_Input data:_

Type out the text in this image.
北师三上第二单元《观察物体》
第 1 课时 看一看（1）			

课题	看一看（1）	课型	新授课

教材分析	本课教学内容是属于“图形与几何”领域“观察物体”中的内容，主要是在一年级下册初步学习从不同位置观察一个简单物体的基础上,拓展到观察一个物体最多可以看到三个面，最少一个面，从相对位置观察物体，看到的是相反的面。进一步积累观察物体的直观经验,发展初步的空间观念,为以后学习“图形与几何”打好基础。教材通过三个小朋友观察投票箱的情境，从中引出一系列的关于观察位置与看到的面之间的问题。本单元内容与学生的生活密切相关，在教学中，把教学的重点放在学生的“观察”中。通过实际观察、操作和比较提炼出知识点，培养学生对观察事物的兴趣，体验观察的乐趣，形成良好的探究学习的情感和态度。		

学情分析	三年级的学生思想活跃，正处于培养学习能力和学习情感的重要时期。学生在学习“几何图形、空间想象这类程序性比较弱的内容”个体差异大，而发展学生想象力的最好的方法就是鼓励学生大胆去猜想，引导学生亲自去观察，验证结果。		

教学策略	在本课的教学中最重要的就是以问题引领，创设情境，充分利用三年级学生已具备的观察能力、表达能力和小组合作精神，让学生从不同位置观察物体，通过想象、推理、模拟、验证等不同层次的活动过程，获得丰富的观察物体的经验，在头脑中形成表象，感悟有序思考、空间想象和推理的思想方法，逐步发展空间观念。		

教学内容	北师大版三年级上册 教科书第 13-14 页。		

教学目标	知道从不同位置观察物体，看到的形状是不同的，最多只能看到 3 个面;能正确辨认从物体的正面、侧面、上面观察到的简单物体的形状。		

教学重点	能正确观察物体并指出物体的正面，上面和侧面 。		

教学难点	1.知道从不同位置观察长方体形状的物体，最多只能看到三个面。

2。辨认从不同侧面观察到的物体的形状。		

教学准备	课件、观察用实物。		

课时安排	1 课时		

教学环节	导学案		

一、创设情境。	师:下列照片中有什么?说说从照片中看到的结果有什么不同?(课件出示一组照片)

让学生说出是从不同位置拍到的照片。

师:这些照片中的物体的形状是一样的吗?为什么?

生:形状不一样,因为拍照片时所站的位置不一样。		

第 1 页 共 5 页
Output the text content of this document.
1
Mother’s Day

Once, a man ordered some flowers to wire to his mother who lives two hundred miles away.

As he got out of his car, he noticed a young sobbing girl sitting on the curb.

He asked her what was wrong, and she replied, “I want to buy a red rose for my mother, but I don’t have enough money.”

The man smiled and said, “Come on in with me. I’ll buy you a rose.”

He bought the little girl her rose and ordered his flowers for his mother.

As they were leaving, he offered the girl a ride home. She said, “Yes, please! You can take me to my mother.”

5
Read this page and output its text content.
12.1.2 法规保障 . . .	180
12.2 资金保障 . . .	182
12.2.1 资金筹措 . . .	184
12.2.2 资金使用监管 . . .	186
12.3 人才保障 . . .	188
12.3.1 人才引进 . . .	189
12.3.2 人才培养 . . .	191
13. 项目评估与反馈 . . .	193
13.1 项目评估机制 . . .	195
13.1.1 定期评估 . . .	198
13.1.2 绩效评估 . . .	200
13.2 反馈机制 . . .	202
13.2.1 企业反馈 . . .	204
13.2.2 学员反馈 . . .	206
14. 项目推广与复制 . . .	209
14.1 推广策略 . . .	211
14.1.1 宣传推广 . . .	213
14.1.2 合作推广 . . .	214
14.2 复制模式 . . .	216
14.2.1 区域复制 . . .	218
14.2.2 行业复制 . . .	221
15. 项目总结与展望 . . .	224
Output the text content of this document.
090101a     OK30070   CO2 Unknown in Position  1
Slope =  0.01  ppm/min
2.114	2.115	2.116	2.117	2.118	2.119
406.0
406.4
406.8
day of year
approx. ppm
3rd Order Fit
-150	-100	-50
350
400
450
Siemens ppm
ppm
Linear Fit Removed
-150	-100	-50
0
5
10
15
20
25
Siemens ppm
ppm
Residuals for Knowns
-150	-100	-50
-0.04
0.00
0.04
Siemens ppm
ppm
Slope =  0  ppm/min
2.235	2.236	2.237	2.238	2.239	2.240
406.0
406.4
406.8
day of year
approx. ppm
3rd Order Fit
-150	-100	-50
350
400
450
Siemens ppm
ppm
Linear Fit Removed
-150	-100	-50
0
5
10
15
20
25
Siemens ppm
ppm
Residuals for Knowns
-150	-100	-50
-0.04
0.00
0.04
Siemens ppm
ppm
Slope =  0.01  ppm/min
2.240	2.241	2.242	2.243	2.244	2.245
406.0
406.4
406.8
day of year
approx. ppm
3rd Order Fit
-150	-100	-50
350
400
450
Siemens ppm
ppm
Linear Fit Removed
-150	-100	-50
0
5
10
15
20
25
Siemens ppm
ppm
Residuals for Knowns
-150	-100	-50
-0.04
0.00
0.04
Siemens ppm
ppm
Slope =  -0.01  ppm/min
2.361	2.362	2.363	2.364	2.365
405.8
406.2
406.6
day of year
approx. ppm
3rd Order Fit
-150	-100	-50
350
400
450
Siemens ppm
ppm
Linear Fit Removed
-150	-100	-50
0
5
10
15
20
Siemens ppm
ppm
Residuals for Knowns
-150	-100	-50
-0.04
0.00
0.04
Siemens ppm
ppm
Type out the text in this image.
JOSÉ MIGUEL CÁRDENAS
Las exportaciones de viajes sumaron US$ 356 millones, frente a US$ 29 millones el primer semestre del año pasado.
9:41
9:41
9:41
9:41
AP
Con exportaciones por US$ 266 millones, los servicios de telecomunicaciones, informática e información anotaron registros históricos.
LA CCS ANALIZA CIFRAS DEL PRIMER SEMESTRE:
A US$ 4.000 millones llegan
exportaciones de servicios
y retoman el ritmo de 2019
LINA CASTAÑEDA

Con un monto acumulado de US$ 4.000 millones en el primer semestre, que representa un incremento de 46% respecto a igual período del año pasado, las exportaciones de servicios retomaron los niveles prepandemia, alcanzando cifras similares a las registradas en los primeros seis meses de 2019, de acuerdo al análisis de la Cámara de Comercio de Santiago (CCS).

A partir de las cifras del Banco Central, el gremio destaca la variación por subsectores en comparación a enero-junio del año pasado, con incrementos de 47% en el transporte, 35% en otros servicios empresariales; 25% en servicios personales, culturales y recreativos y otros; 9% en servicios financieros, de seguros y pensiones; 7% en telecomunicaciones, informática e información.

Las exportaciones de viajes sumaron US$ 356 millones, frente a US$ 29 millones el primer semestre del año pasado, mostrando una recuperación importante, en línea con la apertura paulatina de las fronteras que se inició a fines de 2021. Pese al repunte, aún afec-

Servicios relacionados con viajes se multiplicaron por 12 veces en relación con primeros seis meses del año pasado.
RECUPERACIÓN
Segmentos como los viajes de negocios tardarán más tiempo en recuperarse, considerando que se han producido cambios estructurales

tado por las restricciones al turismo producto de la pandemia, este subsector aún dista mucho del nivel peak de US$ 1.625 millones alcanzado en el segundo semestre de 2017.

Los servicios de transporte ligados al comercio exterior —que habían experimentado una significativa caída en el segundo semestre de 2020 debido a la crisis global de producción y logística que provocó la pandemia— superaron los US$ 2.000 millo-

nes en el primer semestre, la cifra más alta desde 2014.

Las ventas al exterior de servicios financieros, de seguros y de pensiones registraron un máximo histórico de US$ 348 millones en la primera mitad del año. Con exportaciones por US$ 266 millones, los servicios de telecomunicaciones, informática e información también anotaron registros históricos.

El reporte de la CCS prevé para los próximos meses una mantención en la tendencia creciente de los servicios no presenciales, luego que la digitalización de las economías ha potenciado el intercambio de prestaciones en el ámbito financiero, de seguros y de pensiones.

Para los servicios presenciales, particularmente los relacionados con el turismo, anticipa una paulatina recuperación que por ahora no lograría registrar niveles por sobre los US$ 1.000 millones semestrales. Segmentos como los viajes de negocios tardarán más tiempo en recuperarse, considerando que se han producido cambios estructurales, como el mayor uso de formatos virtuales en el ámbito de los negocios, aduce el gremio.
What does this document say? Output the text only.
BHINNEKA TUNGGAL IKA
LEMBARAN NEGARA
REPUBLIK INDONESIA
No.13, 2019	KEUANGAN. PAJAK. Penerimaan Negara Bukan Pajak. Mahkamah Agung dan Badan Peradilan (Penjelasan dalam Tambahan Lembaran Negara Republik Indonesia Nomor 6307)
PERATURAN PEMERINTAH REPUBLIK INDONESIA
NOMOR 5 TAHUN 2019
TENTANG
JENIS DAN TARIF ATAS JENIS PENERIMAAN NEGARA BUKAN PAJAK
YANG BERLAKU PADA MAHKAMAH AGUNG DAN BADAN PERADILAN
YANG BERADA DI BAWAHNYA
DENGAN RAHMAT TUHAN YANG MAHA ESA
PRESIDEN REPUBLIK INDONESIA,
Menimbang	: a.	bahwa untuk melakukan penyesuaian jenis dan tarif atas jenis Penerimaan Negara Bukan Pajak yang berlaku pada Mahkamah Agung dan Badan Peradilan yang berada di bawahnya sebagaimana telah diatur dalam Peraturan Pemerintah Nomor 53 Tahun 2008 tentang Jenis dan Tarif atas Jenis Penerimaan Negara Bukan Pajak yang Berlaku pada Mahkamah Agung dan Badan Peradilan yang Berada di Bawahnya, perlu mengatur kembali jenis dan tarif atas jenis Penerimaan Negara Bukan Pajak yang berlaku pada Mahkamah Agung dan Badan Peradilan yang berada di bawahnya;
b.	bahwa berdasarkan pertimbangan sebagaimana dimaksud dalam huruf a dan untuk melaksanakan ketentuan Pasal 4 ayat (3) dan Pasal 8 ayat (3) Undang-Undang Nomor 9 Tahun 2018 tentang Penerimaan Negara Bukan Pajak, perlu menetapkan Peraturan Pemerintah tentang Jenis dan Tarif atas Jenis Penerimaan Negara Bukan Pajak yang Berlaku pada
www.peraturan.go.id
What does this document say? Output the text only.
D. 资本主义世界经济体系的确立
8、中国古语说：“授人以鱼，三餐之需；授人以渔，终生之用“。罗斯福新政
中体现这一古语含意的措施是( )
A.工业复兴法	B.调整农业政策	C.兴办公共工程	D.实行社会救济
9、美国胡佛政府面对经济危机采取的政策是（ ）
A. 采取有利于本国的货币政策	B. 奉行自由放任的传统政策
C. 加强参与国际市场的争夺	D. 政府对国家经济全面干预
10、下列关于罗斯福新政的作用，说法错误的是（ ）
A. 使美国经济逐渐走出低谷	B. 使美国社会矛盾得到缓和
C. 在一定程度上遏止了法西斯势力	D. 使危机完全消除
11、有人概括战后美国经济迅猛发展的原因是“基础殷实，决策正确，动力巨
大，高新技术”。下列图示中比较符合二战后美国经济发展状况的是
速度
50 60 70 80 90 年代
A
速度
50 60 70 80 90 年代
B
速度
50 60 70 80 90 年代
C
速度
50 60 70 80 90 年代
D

_Written task:_ Note how many lines in the material hold the word "niveles", and give that number with nothing added.

_Written solution:_ 2